Retype the complete listing exactly as it appears.

— Start of Working data —

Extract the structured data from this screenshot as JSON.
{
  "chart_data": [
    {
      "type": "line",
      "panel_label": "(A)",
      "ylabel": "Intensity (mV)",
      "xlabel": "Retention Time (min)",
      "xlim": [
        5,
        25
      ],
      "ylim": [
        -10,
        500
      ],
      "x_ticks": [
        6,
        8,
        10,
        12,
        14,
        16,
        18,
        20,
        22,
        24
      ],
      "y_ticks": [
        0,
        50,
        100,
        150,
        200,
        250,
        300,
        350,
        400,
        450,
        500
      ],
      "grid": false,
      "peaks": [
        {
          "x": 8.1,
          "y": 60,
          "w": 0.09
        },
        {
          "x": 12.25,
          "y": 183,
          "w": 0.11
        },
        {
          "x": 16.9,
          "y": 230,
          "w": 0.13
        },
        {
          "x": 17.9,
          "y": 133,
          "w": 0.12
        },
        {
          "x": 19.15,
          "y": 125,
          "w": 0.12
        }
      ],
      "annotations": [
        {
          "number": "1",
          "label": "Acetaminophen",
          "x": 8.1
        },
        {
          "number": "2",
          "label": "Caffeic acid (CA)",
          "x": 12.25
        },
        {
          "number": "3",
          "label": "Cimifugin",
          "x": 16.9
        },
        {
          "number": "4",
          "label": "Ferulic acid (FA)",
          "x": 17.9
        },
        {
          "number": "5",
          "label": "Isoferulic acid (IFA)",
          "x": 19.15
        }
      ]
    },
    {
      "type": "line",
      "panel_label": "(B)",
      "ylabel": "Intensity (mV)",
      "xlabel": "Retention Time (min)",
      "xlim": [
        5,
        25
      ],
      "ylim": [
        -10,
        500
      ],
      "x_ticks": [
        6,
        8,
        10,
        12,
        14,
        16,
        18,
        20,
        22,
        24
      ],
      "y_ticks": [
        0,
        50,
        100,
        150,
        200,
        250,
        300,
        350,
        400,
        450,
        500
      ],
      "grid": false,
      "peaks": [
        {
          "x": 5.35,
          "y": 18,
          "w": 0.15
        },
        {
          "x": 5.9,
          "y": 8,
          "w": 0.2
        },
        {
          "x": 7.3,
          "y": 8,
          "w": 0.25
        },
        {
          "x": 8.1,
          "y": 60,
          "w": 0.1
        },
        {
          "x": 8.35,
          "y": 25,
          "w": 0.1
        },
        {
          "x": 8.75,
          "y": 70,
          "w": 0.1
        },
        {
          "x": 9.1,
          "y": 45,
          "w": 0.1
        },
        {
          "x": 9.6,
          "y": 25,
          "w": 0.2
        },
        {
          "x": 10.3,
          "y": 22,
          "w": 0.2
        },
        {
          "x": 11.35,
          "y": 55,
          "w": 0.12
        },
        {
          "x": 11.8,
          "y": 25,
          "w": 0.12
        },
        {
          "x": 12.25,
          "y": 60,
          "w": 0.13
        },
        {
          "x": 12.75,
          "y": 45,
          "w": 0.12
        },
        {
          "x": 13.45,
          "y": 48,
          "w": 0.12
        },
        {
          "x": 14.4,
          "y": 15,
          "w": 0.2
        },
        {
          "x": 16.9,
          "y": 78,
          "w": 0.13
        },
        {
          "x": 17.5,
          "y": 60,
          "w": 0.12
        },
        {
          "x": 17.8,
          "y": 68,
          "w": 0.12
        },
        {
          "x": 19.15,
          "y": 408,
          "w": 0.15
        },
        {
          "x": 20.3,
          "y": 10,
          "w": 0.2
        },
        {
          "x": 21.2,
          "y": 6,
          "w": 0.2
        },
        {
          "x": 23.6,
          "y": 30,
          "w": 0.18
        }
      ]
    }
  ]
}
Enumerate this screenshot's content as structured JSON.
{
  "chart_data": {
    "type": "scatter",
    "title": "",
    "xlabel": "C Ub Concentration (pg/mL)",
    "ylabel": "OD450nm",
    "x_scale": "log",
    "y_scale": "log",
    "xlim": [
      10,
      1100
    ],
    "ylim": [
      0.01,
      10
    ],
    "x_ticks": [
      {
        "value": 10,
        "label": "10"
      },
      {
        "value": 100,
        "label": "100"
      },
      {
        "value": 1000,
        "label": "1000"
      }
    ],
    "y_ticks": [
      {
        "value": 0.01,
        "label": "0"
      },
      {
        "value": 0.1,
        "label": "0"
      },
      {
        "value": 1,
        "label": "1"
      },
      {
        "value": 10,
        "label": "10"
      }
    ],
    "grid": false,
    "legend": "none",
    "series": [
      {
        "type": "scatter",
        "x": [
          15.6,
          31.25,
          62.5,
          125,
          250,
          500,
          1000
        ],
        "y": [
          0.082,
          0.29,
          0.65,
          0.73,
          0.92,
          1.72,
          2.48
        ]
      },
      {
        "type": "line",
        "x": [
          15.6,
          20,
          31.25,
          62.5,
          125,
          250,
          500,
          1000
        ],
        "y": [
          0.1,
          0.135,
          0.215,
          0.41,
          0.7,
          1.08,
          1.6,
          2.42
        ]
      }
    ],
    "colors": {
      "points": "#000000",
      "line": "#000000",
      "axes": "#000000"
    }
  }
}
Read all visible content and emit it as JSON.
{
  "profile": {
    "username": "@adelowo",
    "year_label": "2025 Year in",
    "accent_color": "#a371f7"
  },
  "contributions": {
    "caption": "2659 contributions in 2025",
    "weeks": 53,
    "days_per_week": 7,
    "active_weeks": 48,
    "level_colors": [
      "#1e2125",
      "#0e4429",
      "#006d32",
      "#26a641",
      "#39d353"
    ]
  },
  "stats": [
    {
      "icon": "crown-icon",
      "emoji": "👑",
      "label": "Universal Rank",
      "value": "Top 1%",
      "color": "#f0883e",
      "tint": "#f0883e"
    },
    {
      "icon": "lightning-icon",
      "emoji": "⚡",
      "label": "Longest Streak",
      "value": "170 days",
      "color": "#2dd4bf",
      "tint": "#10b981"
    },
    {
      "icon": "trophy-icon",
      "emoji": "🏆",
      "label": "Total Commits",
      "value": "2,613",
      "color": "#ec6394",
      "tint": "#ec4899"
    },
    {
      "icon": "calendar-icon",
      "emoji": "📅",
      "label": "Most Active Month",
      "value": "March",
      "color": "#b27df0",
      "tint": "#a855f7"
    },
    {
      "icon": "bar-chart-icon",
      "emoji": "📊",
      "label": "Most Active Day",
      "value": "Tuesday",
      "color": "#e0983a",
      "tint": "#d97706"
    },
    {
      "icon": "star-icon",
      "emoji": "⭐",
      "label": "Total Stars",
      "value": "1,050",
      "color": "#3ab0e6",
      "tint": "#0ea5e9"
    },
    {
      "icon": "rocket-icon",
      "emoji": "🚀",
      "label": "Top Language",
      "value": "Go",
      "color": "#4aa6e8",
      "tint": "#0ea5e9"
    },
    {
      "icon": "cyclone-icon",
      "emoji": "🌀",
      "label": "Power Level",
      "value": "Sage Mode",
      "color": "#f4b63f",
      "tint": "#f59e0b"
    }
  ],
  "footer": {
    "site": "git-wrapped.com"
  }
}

— End of Working data —

* _Finished answer_
Extract the structured data from this screenshot as JSON.
{
  "chart_data": [
    {
      "type": "line",
      "panel_label": "(A)",
      "ylabel": "Intensity (mV)",
      "xlabel": "Retention Time (min)",
      "xlim": [
        5,
        25
      ],
      "ylim": [
        -10,
        500
      ],
      "x_ticks": [
        6,
        8,
        10,
        12,
        14,
        16,
        18,
        20,
        22,
        24
      ],
      "y_ticks": [
        0,
        50,
        100,
        150,
        200,
        250,
        300,
        350,
        400,
        450,
        500
      ],
      "grid": false,
      "peaks": [
        {
          "x": 8.1,
          "y": 60,
          "w": 0.09
        },
        {
          "x": 12.25,
          "y": 183,
          "w": 0.11
        },
        {
          "x": 16.9,
          "y": 230,
          "w": 0.13
        },
        {
          "x": 17.9,
          "y": 133,
          "w": 0.12
        },
        {
          "x": 19.15,
          "y": 125,
          "w": 0.12
        }
      ],
      "annotations": [
        {
          "number": "1",
          "label": "Acetaminophen",
          "x": 8.1
        },
        {
          "number": "2",
          "label": "Caffeic acid (CA)",
          "x": 12.25
        },
        {
          "number": "3",
          "label": "Cimifugin",
          "x": 16.9
        },
        {
          "number": "4",
          "label": "Ferulic acid (FA)",
          "x": 17.9
        },
        {
          "number": "5",
          "label": "Isoferulic acid (IFA)",
          "x": 19.15
        }
      ]
    },
    {
      "type": "line",
      "panel_label": "(B)",
      "ylabel": "Intensity (mV)",
      "xlabel": "Retention Time (min)",
      "xlim": [
        5,
        25
      ],
      "ylim": [
        -10,
        500
      ],
      "x_ticks": [
        6,
        8,
        10,
        12,
        14,
        16,
        18,
        20,
        22,
        24
      ],
      "y_ticks": [
        0,
        50,
        100,
        150,
        200,
        250,
        300,
        350,
        400,
        450,
        500
      ],
      "grid": false,
      "peaks": [
        {
          "x": 5.35,
          "y": 18,
          "w": 0.15
        },
        {
          "x": 5.9,
          "y": 8,
          "w": 0.2
        },
        {
          "x": 7.3,
          "y": 8,
          "w": 0.25
        },
        {
          "x": 8.1,
          "y": 60,
          "w": 0.1
        },
        {
          "x": 8.35,
          "y": 25,
          "w": 0.1
        },
        {
          "x": 8.75,
          "y": 70,
          "w": 0.1
        },
        {
          "x": 9.1,
          "y": 45,
          "w": 0.1
        },
        {
          "x": 9.6,
          "y": 25,
          "w": 0.2
        },
        {
          "x": 10.3,
          "y": 22,
          "w": 0.2
        },
        {
          "x": 11.35,
          "y": 55,
          "w": 0.12
        },
        {
          "x": 11.8,
          "y": 25,
          "w": 0.12
        },
        {
          "x": 12.25,
          "y": 60,
          "w": 0.13
        },
        {
          "x": 12.75,
          "y": 45,
          "w": 0.12
        },
        {
          "x": 13.45,
          "y": 48,
          "w": 0.12
        },
        {
          "x": 14.4,
          "y": 15,
          "w": 0.2
        },
        {
          "x": 16.9,
          "y": 78,
          "w": 0.13
        },
        {
          "x": 17.5,
          "y": 60,
          "w": 0.12
        },
        {
          "x": 17.8,
          "y": 68,
          "w": 0.12
        },
        {
          "x": 19.15,
          "y": 408,
          "w": 0.15
        },
        {
          "x": 20.3,
          "y": 10,
          "w": 0.2
        },
        {
          "x": 21.2,
          "y": 6,
          "w": 0.2
        },
        {
          "x": 23.6,
          "y": 30,
          "w": 0.18
        }
      ]
    }
  ]
}
Enumerate this screenshot's content as structured JSON.
{
  "chart_data": {
    "type": "scatter",
    "title": "",
    "xlabel": "C Ub Concentration (pg/mL)",
    "ylabel": "OD450nm",
    "x_scale": "log",
    "y_scale": "log",
    "xlim": [
      10,
      1100
    ],
    "ylim": [
      0.01,
      10
    ],
    "x_ticks": [
      {
        "value": 10,
        "label": "10"
      },
      {
        "value": 100,
        "label": "100"
      },
      {
        "value": 1000,
        "label": "1000"
      }
    ],
    "y_ticks": [
      {
        "value": 0.01,
        "label": "0"
      },
      {
        "value": 0.1,
        "label": "0"
      },
      {
        "value": 1,
        "label": "1"
      },
      {
        "value": 10,
        "label": "10"
      }
    ],
    "grid": false,
    "legend": "none",
    "series": [
      {
        "type": "scatter",
        "x": [
          15.6,
          31.25,
          62.5,
          125,
          250,
          500,
          1000
        ],
        "y": [
          0.082,
          0.29,
          0.65,
          0.73,
          0.92,
          1.72,
          2.48
        ]
      },
      {
        "type": "line",
        "x": [
          15.6,
          20,
          31.25,
          62.5,
          125,
          250,
          500,
          1000
        ],
        "y": [
          0.1,
          0.135,
          0.215,
          0.41,
          0.7,
          1.08,
          1.6,
          2.42
        ]
      }
    ],
    "colors": {
      "points": "#000000",
      "line": "#000000",
      "axes": "#000000"
    }
  }
}
Read all visible content and emit it as JSON.
{
  "profile": {
    "username": "@adelowo",
    "year_label": "2025 Year in",
    "accent_color": "#a371f7"
  },
  "contributions": {
    "caption": "2659 contributions in 2025",
    "weeks": 53,
    "days_per_week": 7,
    "active_weeks": 48,
    "level_colors": [
      "#1e2125",
      "#0e4429",
      "#006d32",
      "#26a641",
      "#39d353"
    ]
  },
  "stats": [
    {
      "icon": "crown-icon",
      "emoji": "👑",
      "label": "Universal Rank",
      "value": "Top 1%",
      "color": "#f0883e",
      "tint": "#f0883e"
    },
    {
      "icon": "lightning-icon",
      "emoji": "⚡",
      "label": "Longest Streak",
      "value": "170 days",
      "color": "#2dd4bf",
      "tint": "#10b981"
    },
    {
      "icon": "trophy-icon",
      "emoji": "🏆",
      "label": "Total Commits",
      "value": "2,613",
      "color": "#ec6394",
      "tint": "#ec4899"
    },
    {
      "icon": "calendar-icon",
      "emoji": "📅",
      "label": "Most Active Month",
      "value": "March",
      "color": "#b27df0",
      "tint": "#a855f7"
    },
    {
      "icon": "bar-chart-icon",
      "emoji": "📊",
      "label": "Most Active Day",
      "value": "Tuesday",
      "color": "#e0983a",
      "tint": "#d97706"
    },
    {
      "icon": "star-icon",
      "emoji": "⭐",
      "label": "Total Stars",
      "value": "1,050",
      "color": "#3ab0e6",
      "tint": "#0ea5e9"
    },
    {
      "icon": "rocket-icon",
      "emoji": "🚀",
      "label": "Top Language",
      "value": "Go",
      "color": "#4aa6e8",
      "tint": "#0ea5e9"
    },
    {
      "icon": "cyclone-icon",
      "emoji": "🌀",
      "label": "Power Level",
      "value": "Sage Mode",
      "color": "#f4b63f",
      "tint": "#f59e0b"
    }
  ],
  "footer": {
    "site": "git-wrapped.com"
  }
}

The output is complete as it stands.